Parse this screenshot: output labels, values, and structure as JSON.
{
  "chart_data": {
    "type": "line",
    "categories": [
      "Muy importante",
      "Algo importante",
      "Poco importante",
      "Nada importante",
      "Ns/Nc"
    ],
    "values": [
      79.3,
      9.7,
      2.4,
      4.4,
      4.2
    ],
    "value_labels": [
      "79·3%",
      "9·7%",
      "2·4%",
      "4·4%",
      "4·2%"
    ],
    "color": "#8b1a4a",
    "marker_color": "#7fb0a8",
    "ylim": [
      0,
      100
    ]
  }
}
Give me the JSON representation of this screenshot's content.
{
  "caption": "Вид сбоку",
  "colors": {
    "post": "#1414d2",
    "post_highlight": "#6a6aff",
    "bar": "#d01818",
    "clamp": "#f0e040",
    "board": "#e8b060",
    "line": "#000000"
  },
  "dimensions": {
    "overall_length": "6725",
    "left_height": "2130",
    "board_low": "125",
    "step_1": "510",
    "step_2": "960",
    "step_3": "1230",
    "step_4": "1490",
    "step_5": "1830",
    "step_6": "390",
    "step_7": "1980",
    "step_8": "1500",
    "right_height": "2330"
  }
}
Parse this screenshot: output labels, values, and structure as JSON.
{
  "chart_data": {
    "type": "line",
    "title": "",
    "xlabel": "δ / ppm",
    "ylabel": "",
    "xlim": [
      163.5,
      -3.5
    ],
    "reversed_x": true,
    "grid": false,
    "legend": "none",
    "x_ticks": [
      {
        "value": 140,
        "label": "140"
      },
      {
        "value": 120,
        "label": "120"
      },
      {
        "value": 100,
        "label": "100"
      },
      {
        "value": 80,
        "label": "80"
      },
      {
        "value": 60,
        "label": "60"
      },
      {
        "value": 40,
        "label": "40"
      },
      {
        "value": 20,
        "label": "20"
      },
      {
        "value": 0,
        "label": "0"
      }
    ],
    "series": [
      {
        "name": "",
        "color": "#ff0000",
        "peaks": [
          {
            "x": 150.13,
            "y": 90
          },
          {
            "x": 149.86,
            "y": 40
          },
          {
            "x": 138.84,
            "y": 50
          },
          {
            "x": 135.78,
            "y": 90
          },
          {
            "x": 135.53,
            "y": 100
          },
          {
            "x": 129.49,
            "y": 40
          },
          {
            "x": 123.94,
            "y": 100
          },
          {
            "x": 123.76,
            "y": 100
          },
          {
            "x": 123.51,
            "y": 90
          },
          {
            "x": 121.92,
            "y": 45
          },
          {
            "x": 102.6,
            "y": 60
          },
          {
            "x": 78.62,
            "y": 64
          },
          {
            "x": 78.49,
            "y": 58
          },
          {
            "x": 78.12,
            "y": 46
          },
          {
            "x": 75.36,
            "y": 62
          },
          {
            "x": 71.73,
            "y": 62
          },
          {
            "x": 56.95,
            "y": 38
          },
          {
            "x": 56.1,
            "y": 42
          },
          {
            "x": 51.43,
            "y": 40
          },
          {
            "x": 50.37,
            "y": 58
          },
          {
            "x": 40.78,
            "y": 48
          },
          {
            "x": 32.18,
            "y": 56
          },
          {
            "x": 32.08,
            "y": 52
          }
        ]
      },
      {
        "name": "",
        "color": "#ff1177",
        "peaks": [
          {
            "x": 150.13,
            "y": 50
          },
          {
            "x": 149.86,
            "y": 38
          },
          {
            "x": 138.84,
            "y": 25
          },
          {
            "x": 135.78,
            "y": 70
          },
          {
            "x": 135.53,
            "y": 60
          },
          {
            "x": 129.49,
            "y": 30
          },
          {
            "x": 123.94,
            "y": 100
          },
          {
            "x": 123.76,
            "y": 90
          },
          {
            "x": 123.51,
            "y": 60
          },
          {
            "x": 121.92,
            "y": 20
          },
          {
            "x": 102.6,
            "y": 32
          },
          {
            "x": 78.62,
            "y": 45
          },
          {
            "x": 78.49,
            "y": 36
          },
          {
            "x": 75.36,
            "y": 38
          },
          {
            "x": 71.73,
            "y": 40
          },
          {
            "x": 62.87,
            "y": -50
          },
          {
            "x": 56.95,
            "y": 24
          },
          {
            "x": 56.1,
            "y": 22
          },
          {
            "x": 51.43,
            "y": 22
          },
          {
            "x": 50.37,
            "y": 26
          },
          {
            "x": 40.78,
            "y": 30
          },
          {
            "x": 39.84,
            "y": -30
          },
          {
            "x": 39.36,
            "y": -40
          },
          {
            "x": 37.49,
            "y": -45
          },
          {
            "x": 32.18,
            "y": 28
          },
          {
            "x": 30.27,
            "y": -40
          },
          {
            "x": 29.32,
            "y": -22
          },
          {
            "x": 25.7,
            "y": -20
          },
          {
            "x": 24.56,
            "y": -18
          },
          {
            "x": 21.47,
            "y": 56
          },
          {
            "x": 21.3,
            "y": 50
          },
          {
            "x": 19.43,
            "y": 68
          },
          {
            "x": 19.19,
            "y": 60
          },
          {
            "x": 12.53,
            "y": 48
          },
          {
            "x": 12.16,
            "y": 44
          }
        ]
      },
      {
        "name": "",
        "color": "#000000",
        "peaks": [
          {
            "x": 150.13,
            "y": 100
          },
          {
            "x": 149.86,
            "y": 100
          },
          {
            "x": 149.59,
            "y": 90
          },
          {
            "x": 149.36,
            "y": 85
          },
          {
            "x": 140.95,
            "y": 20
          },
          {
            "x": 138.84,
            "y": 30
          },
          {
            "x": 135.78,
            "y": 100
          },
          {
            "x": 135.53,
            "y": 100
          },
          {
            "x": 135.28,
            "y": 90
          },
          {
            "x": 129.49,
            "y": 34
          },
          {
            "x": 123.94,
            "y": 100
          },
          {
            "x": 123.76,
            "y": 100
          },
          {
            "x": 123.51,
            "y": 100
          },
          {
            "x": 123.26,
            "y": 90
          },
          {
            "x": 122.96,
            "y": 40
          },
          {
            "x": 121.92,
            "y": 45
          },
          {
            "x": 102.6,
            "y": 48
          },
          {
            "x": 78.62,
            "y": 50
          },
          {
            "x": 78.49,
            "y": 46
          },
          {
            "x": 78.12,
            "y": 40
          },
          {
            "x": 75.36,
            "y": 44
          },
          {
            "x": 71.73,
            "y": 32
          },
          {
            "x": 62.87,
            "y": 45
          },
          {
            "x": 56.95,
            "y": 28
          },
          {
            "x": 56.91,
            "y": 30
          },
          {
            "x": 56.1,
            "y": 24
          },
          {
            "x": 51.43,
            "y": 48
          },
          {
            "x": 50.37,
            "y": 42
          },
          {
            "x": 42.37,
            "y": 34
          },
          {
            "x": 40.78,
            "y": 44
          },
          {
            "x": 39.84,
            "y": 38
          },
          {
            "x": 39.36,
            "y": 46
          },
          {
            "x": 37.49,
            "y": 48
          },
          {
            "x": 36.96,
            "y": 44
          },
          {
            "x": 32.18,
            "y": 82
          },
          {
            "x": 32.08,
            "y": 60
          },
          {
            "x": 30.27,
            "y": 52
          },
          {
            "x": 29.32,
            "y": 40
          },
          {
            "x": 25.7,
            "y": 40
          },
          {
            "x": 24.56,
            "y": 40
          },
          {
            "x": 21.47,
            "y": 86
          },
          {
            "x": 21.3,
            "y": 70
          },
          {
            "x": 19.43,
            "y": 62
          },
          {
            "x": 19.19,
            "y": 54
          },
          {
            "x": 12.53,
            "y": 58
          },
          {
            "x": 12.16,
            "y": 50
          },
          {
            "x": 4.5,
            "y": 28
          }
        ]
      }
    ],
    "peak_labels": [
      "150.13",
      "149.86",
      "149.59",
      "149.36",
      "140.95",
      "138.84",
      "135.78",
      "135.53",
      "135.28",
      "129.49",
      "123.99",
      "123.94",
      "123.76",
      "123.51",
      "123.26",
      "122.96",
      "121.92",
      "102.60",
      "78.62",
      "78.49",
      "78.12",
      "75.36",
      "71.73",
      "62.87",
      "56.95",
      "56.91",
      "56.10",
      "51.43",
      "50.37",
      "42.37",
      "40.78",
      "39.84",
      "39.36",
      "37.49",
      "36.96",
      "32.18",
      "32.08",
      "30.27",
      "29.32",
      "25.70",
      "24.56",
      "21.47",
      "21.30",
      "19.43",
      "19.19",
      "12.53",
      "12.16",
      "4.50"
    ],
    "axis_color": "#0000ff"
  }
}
-- -- --
TASK GOAL: Scan the entries above. Copy each line that has the string "importante".

CORRECT RESPONSE:
      "Muy importante",
      "Algo importante",
      "Poco importante",
      "Nada importante",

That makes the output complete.